Start of Data provided
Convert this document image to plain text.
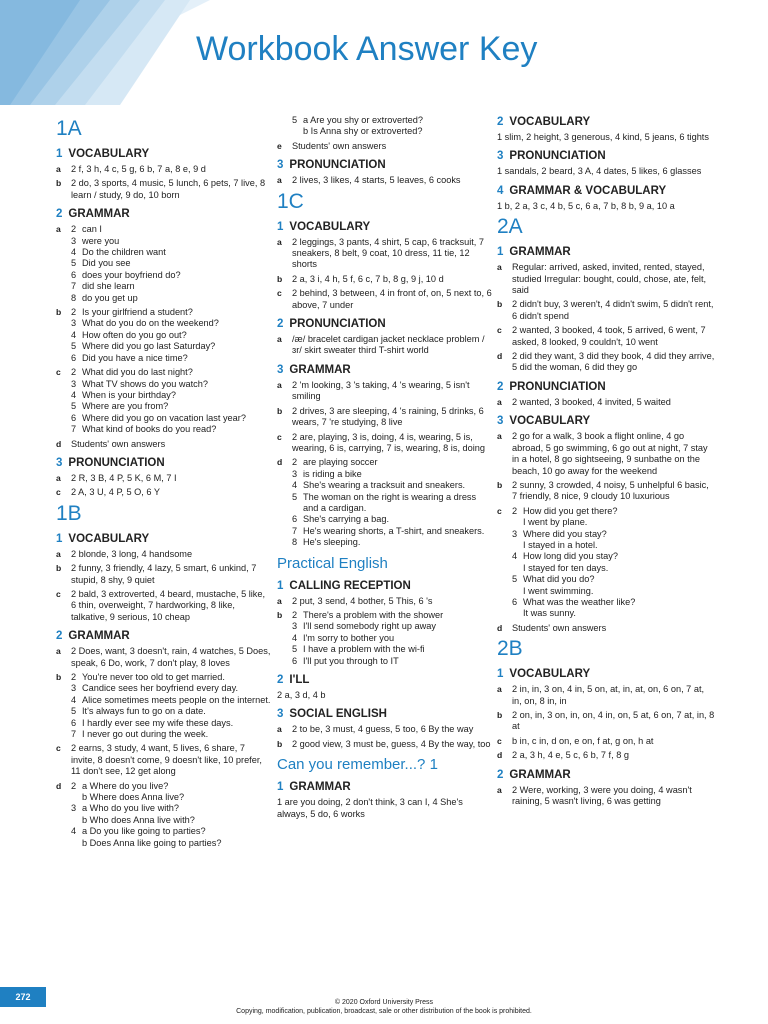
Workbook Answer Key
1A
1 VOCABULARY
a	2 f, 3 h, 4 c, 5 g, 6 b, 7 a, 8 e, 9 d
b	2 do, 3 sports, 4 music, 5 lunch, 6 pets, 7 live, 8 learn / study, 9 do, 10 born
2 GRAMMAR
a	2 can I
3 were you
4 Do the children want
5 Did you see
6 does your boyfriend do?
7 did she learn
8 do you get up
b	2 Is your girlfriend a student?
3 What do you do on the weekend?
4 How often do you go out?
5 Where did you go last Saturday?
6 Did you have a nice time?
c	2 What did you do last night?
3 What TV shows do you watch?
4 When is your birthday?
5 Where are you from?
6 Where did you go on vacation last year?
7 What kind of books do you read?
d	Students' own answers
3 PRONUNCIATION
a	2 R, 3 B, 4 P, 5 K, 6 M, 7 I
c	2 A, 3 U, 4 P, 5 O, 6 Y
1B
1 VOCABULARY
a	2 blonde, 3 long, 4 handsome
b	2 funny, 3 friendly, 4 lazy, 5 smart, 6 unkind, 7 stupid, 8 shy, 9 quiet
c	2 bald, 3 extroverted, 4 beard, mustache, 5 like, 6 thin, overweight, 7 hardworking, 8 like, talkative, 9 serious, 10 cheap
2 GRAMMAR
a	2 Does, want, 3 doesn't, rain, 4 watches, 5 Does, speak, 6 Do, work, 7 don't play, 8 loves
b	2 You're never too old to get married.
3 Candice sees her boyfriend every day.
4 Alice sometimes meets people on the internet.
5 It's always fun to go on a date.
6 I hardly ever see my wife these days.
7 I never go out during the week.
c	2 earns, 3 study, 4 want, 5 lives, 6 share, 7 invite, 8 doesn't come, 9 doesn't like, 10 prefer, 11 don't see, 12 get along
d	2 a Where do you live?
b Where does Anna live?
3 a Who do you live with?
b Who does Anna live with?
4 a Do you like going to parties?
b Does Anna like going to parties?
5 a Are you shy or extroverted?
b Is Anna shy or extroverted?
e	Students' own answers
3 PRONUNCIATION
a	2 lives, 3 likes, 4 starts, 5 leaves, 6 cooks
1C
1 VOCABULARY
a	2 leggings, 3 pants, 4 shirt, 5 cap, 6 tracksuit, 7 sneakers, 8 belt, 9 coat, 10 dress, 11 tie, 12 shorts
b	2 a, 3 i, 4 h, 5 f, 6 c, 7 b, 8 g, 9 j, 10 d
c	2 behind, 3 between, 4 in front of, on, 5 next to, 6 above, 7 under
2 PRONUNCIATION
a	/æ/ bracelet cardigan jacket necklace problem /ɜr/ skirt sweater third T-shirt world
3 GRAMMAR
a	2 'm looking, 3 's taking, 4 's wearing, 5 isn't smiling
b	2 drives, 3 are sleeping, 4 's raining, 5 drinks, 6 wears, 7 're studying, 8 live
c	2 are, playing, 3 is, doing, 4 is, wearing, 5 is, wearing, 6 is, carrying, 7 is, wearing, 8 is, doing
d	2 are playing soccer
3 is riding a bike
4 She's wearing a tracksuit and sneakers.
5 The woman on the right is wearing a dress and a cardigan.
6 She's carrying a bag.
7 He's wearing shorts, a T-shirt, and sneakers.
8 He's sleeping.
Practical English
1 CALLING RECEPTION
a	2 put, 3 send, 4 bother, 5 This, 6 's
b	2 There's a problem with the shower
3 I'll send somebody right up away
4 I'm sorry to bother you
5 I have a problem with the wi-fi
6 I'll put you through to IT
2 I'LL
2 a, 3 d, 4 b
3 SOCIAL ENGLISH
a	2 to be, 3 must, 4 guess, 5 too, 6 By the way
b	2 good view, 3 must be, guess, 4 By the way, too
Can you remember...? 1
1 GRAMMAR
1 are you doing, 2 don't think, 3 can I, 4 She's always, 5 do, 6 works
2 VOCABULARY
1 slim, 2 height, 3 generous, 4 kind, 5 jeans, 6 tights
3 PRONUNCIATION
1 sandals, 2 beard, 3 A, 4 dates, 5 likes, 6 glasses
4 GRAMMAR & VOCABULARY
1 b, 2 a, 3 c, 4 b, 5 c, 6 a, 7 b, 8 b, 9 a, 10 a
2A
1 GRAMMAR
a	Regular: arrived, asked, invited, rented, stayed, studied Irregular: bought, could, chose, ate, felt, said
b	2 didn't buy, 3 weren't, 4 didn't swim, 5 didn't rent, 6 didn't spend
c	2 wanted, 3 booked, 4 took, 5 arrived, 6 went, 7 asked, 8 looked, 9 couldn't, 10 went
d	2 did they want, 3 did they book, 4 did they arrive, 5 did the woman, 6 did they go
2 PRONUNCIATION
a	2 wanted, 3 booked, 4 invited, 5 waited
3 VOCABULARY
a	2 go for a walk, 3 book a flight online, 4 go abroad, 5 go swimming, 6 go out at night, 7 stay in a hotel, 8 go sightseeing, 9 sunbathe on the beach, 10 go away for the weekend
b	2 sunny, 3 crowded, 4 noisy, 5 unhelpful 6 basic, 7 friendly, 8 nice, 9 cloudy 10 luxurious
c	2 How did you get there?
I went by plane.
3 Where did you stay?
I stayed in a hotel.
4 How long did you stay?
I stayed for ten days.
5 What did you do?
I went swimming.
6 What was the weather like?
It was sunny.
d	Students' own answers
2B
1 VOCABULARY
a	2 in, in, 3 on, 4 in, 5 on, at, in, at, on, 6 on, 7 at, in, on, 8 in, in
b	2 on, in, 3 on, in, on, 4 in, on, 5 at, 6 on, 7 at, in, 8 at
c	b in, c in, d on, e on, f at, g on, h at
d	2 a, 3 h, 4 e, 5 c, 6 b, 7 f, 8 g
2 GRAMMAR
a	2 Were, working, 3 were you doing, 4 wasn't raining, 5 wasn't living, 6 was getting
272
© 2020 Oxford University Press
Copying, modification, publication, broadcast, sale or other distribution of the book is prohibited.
End of Data provided
Start of Data provided
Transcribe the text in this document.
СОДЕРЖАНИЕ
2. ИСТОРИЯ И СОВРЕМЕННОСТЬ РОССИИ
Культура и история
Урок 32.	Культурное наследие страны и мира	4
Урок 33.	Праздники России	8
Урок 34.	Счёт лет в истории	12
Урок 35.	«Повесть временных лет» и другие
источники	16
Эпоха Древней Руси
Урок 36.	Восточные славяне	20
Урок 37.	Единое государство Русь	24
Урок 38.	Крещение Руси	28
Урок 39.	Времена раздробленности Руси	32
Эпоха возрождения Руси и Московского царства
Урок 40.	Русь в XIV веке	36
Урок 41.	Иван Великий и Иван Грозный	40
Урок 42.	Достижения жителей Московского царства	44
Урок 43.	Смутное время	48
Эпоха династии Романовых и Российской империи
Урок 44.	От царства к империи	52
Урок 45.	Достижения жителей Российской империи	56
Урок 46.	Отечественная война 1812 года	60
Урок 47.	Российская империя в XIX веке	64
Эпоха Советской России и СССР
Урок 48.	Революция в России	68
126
End of Data provided
Start of Data provided
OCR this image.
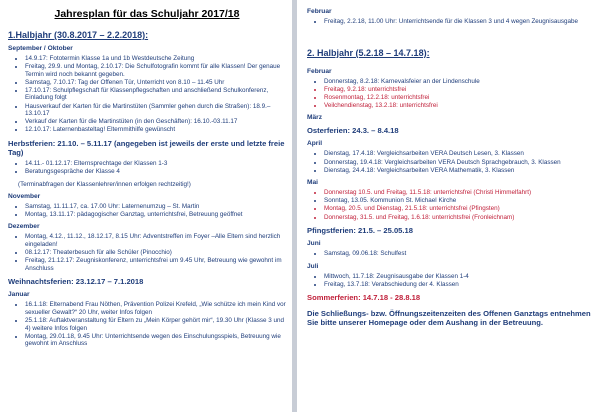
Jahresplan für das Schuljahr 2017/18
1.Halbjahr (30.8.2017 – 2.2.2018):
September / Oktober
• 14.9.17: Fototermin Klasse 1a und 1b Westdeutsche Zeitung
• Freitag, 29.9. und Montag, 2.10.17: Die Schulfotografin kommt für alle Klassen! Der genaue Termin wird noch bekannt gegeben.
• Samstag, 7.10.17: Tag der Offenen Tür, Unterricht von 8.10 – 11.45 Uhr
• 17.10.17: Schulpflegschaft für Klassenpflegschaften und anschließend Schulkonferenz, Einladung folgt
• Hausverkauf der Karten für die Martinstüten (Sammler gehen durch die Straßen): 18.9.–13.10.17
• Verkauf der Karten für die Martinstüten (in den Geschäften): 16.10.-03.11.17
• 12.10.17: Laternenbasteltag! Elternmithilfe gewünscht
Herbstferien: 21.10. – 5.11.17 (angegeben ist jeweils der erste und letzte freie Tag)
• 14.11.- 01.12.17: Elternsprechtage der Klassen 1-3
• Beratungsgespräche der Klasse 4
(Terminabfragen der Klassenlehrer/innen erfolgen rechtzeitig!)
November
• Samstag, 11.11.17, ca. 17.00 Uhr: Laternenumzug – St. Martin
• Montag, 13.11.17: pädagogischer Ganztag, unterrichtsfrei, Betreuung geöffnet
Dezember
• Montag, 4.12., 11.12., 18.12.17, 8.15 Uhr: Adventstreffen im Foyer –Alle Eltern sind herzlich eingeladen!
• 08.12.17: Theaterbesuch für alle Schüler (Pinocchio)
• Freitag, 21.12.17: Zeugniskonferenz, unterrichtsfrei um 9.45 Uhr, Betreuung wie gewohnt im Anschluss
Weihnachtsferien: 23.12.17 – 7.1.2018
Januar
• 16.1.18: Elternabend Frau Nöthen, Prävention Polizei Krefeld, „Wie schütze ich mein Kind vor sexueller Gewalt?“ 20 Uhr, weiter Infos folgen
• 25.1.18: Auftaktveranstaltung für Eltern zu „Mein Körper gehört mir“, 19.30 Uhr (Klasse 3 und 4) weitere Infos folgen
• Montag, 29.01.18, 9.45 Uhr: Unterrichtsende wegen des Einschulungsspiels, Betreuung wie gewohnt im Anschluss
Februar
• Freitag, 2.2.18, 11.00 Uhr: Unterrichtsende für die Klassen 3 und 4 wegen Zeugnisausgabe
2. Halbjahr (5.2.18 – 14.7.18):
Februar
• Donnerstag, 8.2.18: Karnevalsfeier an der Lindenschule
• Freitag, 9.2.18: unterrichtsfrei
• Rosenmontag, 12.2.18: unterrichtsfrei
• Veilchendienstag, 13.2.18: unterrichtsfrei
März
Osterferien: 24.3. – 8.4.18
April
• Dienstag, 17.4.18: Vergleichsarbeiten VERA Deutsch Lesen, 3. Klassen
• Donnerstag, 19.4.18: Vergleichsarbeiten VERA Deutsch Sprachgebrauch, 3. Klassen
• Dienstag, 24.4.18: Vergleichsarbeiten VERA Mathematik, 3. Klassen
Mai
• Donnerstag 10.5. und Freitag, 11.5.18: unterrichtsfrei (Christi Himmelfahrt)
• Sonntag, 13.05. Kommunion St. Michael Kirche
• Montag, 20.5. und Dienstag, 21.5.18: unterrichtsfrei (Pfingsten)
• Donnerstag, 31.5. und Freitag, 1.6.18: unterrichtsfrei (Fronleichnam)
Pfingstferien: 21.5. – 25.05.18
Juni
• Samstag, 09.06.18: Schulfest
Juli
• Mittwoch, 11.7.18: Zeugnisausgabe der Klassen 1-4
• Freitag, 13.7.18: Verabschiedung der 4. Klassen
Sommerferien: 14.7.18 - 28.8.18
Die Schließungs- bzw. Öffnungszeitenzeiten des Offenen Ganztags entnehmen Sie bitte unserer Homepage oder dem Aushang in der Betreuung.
End of Data provided
* What is expected *
From the records above, work out how many lines contain the string "hotel". Give only the number.

* Result of this exercise *
2